Work to complete: Beginning at the line containing "Give me a plain-text" and continuing to the end of the records below, give each line again exactly as it stands, and only those lines.

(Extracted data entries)
* * *

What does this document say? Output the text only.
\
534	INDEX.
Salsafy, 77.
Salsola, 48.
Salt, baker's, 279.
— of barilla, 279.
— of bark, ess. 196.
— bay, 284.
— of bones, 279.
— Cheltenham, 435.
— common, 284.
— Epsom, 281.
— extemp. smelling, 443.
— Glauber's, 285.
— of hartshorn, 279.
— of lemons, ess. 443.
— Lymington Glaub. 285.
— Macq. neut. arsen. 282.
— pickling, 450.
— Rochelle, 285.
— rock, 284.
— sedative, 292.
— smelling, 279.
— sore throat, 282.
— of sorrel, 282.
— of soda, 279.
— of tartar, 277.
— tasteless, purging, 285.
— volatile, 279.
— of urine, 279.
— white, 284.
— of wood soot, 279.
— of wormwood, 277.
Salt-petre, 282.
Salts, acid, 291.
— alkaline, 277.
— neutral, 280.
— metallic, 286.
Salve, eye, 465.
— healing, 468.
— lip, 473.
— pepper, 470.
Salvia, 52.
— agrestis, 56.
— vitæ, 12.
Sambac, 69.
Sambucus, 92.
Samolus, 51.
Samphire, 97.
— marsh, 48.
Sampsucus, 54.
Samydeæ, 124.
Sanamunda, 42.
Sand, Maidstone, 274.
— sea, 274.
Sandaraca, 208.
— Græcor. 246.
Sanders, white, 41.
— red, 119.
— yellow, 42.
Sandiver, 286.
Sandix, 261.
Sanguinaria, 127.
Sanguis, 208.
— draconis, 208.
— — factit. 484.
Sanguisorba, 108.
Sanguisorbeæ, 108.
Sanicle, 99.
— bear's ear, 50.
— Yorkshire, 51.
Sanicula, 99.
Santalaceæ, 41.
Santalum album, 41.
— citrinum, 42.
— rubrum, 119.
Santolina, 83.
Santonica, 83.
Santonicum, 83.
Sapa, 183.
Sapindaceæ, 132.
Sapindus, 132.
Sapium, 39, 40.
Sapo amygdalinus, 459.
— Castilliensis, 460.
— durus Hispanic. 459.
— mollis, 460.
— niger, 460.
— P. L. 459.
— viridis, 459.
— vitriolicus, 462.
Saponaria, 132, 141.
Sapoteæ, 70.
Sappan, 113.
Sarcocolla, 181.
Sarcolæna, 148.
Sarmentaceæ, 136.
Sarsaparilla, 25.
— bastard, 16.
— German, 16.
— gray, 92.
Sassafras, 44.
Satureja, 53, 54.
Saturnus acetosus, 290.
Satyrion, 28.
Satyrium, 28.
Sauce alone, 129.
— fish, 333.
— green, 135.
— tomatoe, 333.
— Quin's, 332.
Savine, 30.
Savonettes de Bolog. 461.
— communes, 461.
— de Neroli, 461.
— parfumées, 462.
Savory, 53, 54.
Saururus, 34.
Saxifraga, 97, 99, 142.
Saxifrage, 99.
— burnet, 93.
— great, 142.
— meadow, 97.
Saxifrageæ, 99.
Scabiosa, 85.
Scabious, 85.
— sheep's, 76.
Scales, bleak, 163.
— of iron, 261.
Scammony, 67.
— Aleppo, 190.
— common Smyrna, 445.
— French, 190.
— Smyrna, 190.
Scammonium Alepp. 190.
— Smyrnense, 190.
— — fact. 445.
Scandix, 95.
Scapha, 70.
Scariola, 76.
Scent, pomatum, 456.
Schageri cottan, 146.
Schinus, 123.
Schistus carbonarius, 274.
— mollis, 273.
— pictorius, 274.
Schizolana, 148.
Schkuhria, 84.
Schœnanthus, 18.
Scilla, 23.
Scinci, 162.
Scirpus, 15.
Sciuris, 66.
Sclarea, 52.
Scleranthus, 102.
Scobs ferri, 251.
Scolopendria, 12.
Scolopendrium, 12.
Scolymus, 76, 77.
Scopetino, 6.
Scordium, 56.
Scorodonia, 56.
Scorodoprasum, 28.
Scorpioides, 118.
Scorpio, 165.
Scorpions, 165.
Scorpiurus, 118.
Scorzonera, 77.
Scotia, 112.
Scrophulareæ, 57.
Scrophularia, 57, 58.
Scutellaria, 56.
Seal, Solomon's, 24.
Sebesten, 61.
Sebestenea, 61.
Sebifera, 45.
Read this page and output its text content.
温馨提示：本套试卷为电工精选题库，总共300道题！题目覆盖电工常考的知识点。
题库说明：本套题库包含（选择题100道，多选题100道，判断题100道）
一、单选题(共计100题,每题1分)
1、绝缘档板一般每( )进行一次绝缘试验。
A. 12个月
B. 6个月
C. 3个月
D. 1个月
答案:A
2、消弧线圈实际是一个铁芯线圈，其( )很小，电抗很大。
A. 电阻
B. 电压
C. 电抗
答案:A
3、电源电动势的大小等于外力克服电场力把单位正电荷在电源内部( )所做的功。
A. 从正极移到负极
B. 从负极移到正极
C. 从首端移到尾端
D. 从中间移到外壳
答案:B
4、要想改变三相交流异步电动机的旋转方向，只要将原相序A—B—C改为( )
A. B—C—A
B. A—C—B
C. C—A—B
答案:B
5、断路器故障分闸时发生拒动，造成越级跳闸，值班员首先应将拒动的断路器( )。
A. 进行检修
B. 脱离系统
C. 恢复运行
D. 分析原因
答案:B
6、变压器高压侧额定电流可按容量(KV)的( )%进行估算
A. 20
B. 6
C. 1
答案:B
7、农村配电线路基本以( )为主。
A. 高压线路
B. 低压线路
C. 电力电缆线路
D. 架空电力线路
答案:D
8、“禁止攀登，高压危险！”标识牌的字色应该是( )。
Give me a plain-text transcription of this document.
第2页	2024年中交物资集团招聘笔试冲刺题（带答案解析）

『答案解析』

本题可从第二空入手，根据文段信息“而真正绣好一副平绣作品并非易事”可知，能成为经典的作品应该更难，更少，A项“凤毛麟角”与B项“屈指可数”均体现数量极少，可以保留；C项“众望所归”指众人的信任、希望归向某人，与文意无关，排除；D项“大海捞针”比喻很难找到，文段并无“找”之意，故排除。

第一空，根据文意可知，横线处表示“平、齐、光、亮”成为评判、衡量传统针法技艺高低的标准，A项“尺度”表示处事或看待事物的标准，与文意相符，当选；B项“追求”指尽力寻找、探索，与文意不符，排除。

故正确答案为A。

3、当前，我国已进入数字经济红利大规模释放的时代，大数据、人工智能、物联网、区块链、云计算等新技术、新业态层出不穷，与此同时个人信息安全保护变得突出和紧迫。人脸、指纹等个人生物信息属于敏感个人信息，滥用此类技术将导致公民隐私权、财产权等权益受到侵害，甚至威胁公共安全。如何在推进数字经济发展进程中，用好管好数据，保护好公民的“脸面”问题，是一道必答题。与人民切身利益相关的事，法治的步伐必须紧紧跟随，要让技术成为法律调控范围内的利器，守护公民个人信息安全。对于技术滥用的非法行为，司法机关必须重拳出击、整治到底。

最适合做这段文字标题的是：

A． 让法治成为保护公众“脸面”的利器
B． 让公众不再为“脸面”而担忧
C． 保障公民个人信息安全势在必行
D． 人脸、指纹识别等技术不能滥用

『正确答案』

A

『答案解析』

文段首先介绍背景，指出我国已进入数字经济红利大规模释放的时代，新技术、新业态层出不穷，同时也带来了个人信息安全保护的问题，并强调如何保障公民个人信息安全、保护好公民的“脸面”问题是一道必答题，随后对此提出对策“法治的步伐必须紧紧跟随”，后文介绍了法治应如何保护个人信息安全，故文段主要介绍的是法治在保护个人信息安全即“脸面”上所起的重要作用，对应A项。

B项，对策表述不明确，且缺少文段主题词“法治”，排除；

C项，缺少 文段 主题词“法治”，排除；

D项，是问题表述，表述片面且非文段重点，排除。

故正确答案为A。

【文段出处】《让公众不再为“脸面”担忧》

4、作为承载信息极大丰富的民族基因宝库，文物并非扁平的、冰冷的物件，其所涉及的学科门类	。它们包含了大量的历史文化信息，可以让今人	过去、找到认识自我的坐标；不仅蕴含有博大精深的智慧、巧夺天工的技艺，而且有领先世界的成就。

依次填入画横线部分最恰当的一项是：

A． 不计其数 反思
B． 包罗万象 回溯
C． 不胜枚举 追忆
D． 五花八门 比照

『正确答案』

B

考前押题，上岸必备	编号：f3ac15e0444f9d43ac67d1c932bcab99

* * *

Solution:
Give me a plain-text transcription of this document.
第2页	2024年中交物资集团招聘笔试冲刺题（带答案解析）

『答案解析』

本题可从第二空入手，根据文段信息“而真正绣好一副平绣作品并非易事”可知，能成为经典的作品应该更难，更少，A项“凤毛麟角”与B项“屈指可数”均体现数量极少，可以保留；C项“众望所归”指众人的信任、希望归向某人，与文意无关，排除；D项“大海捞针”比喻很难找到，文段并无“找”之意，故排除。

第一空，根据文意可知，横线处表示“平、齐、光、亮”成为评判、衡量传统针法技艺高低的标准，A项“尺度”表示处事或看待事物的标准，与文意相符，当选；B项“追求”指尽力寻找、探索，与文意不符，排除。

故正确答案为A。

3、当前，我国已进入数字经济红利大规模释放的时代，大数据、人工智能、物联网、区块链、云计算等新技术、新业态层出不穷，与此同时个人信息安全保护变得突出和紧迫。人脸、指纹等个人生物信息属于敏感个人信息，滥用此类技术将导致公民隐私权、财产权等权益受到侵害，甚至威胁公共安全。如何在推进数字经济发展进程中，用好管好数据，保护好公民的“脸面”问题，是一道必答题。与人民切身利益相关的事，法治的步伐必须紧紧跟随，要让技术成为法律调控范围内的利器，守护公民个人信息安全。对于技术滥用的非法行为，司法机关必须重拳出击、整治到底。

最适合做这段文字标题的是：

A． 让法治成为保护公众“脸面”的利器
B． 让公众不再为“脸面”而担忧
C． 保障公民个人信息安全势在必行
D． 人脸、指纹识别等技术不能滥用

『正确答案』

A

『答案解析』

文段首先介绍背景，指出我国已进入数字经济红利大规模释放的时代，新技术、新业态层出不穷，同时也带来了个人信息安全保护的问题，并强调如何保障公民个人信息安全、保护好公民的“脸面”问题是一道必答题，随后对此提出对策“法治的步伐必须紧紧跟随”，后文介绍了法治应如何保护个人信息安全，故文段主要介绍的是法治在保护个人信息安全即“脸面”上所起的重要作用，对应A项。

B项，对策表述不明确，且缺少文段主题词“法治”，排除；

C项，缺少 文段 主题词“法治”，排除；

D项，是问题表述，表述片面且非文段重点，排除。

故正确答案为A。

【文段出处】《让公众不再为“脸面”担忧》

4、作为承载信息极大丰富的民族基因宝库，文物并非扁平的、冰冷的物件，其所涉及的学科门类	。它们包含了大量的历史文化信息，可以让今人	过去、找到认识自我的坐标；不仅蕴含有博大精深的智慧、巧夺天工的技艺，而且有领先世界的成就。

依次填入画横线部分最恰当的一项是：

A． 不计其数 反思
B． 包罗万象 回溯
C． 不胜枚举 追忆
D． 五花八门 比照

『正确答案』

B

考前押题，上岸必备	编号：f3ac15e0444f9d43ac67d1c932bcab99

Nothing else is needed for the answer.